----- Raw records -----

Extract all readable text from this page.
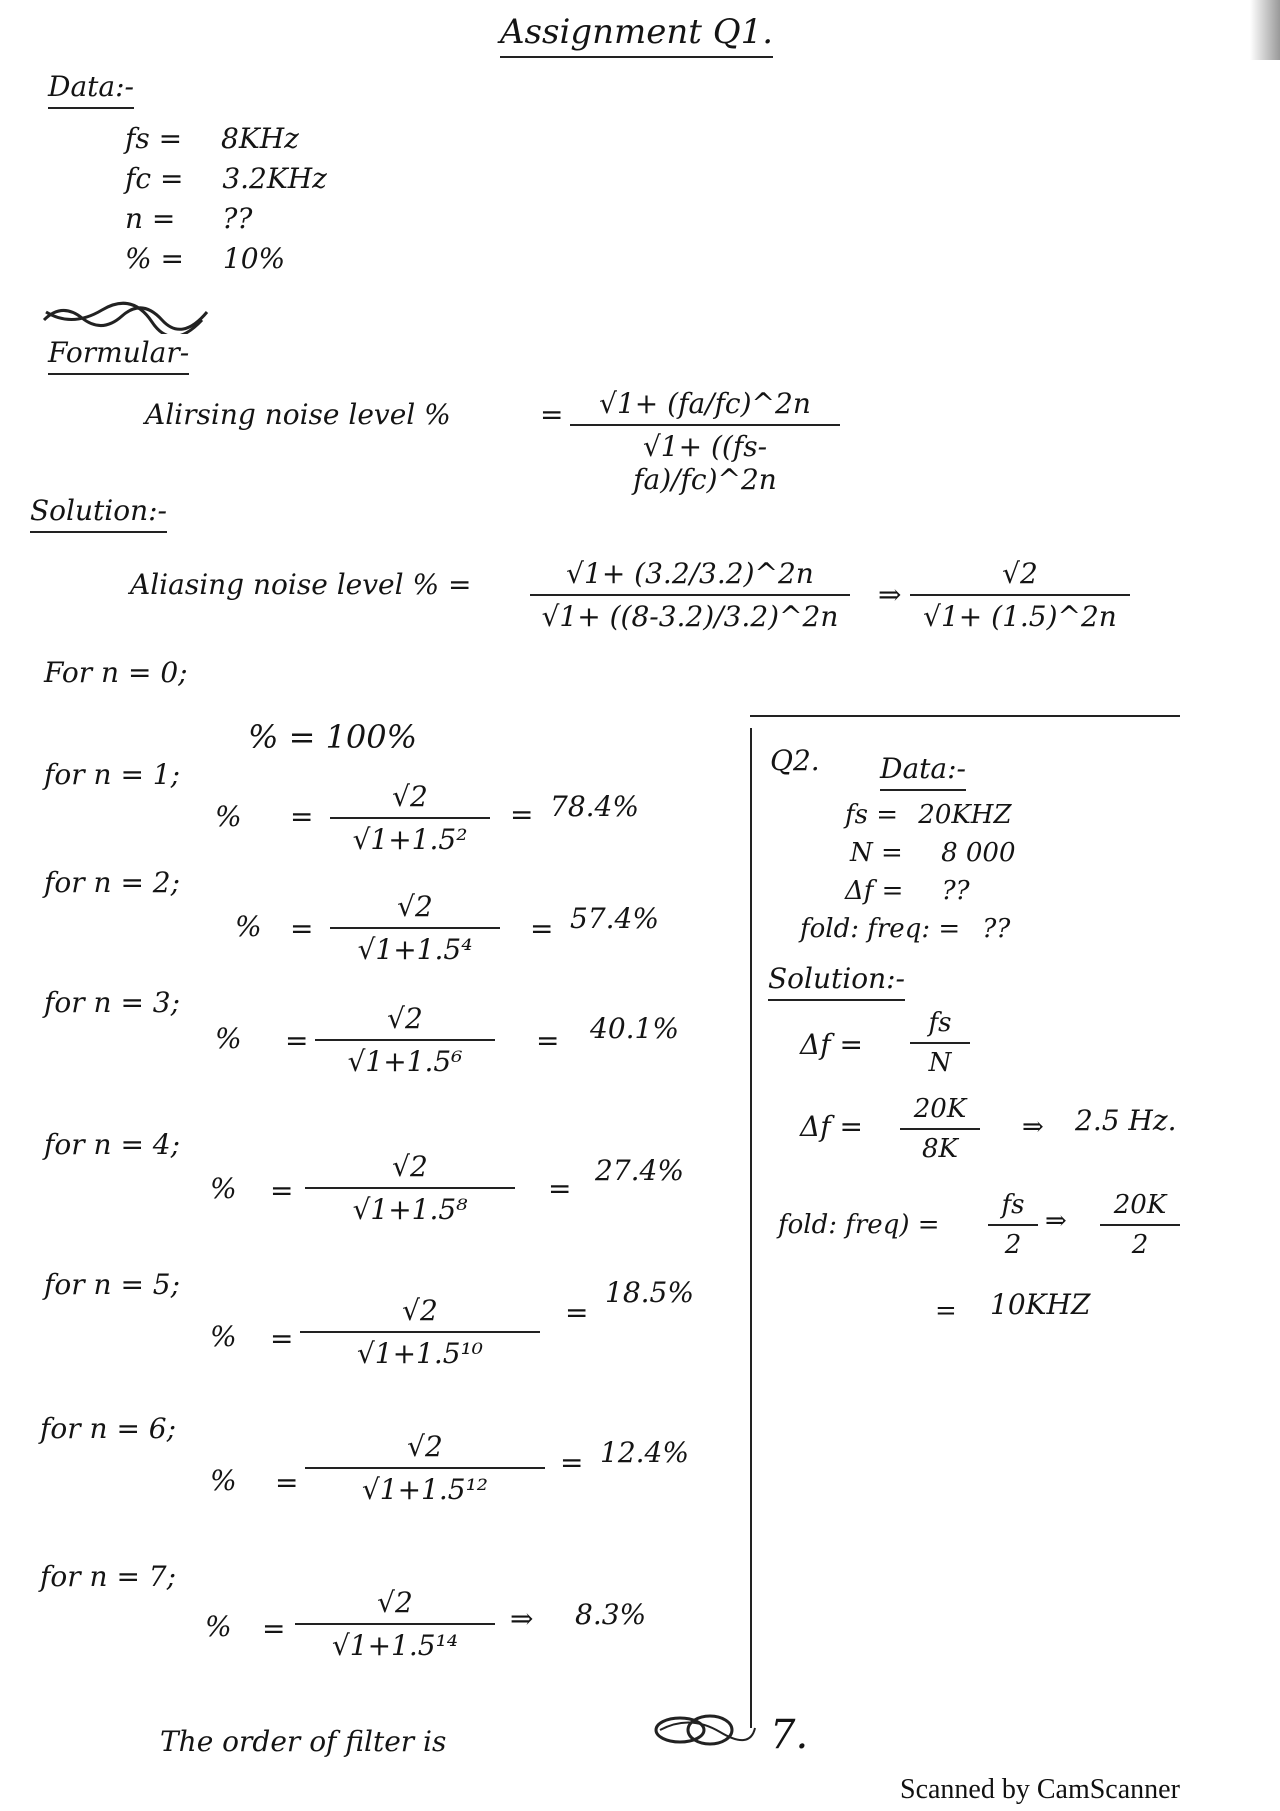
Assignment Q1.
Data:-
fs = 8KHz
fc = 3.2KHz
n = ??
% = 10%
Formular-
Alirsing noise level %	=	√1+ (fa/fc)^2n
√1+ ((fs-fa)/fc)^2n
Solution:-
Aliasing noise level % =	√1+ (3.2/3.2)^2n
√1+ ((8-3.2)/3.2)^2n
⇒
√2
√1+ (1.5)^2n
For n = 0;
% = 100%
for n = 1;
% =
√2
√1+1.5²
= 78.4%
for n = 2;
% =
√2
√1+1.5⁴
= 57.4%
for n = 3;
% =
√2
√1+1.5⁶
= 40.1%
for n = 4;
% =
√2
√1+1.5⁸
=
27.4%
for n = 5;
% =
√2
√1+1.5¹⁰
=
18.5%
for n = 6;
% =
√2
√1+1.5¹²
= 12.4%
for n = 7;
% =
√2
√1+1.5¹⁴
⇒ 8.3%
The order of filter is	7.
Q2. Data:-
fs = 20KHZ
N = 8 000
Δf = ??
fold: freq: = ??
Solution:-
Δf =
fs
N
Δf =
20K
8K
⇒ 2.5 Hz.
fold: freq) =
fs
2
⇒
20K
2
= 10KHZ
Scanned by CamScanner
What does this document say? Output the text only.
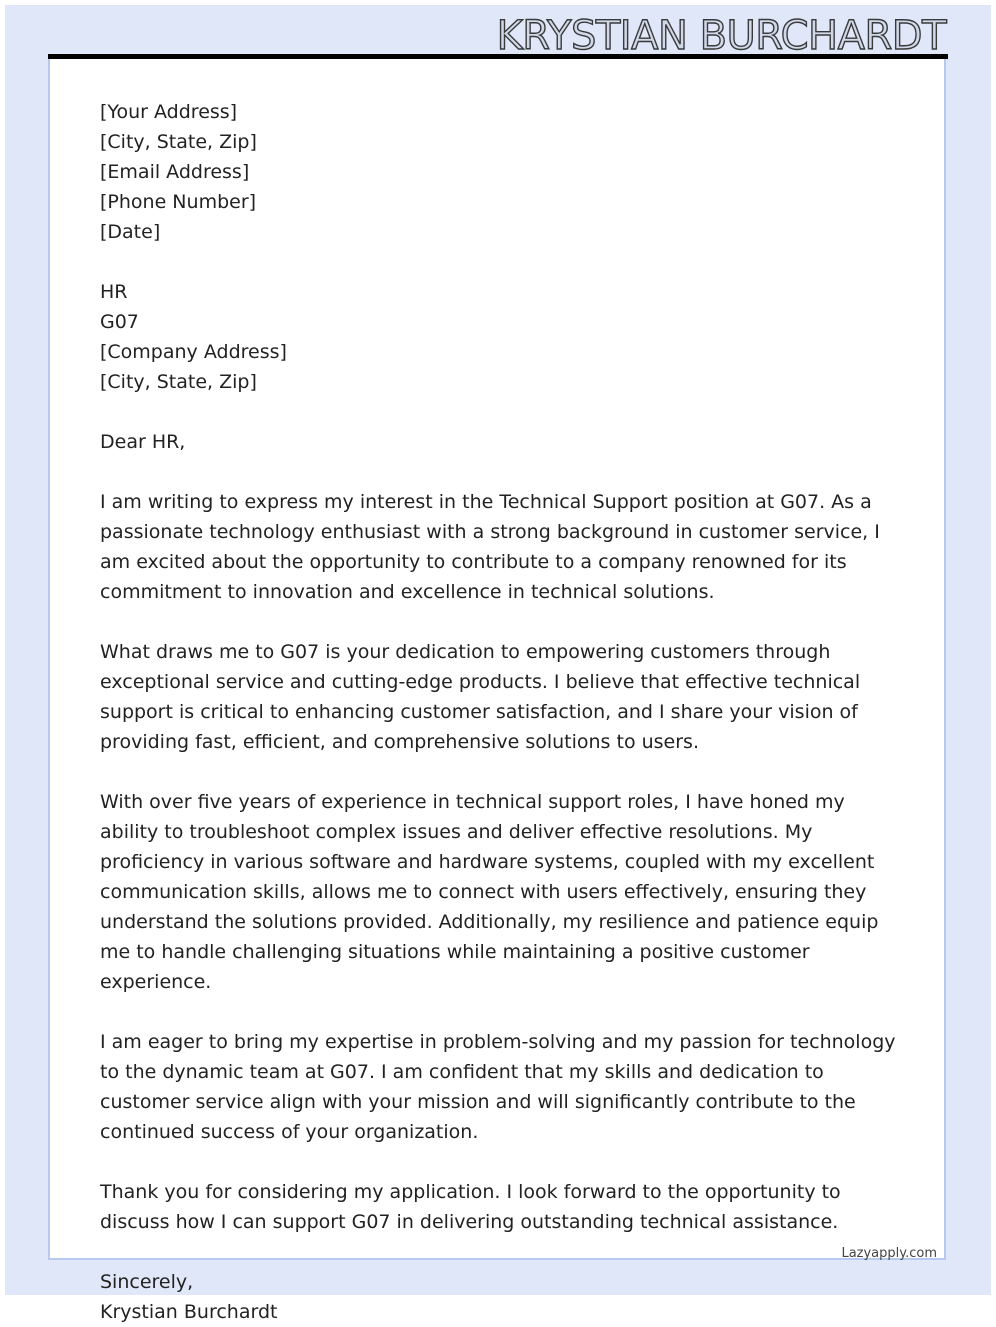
KRYSTIAN BURCHARDT
[Your Address]
[City, State, Zip]
[Email Address]
[Phone Number]
[Date]
HR
G07
[Company Address]
[City, State, Zip]
Dear HR,
I am writing to express my interest in the Technical Support position at G07. As a passionate technology enthusiast with a strong background in customer service, I am excited about the opportunity to contribute to a company renowned for its commitment to innovation and excellence in technical solutions.
What draws me to G07 is your dedication to empowering customers through exceptional service and cutting-edge products. I believe that effective technical support is critical to enhancing customer satisfaction, and I share your vision of providing fast, efficient, and comprehensive solutions to users.
With over five years of experience in technical support roles, I have honed my ability to troubleshoot complex issues and deliver effective resolutions. My proficiency in various software and hardware systems, coupled with my excellent communication skills, allows me to connect with users effectively, ensuring they understand the solutions provided. Additionally, my resilience and patience equip me to handle challenging situations while maintaining a positive customer experience.
I am eager to bring my expertise in problem-solving and my passion for technology to the dynamic team at G07. I am confident that my skills and dedication to customer service align with your mission and will significantly contribute to the continued success of your organization.
Thank you for considering my application. I look forward to the opportunity to discuss how I can support G07 in delivering outstanding technical assistance.
Sincerely,
Krystian Burchardt
Lazyapply.com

-----

• **Brief**
Go through the data above and find the lines with the word "Address". Copy each of those lines.

• **Written answer**
[Your Address]
[Email Address]
[Company Address]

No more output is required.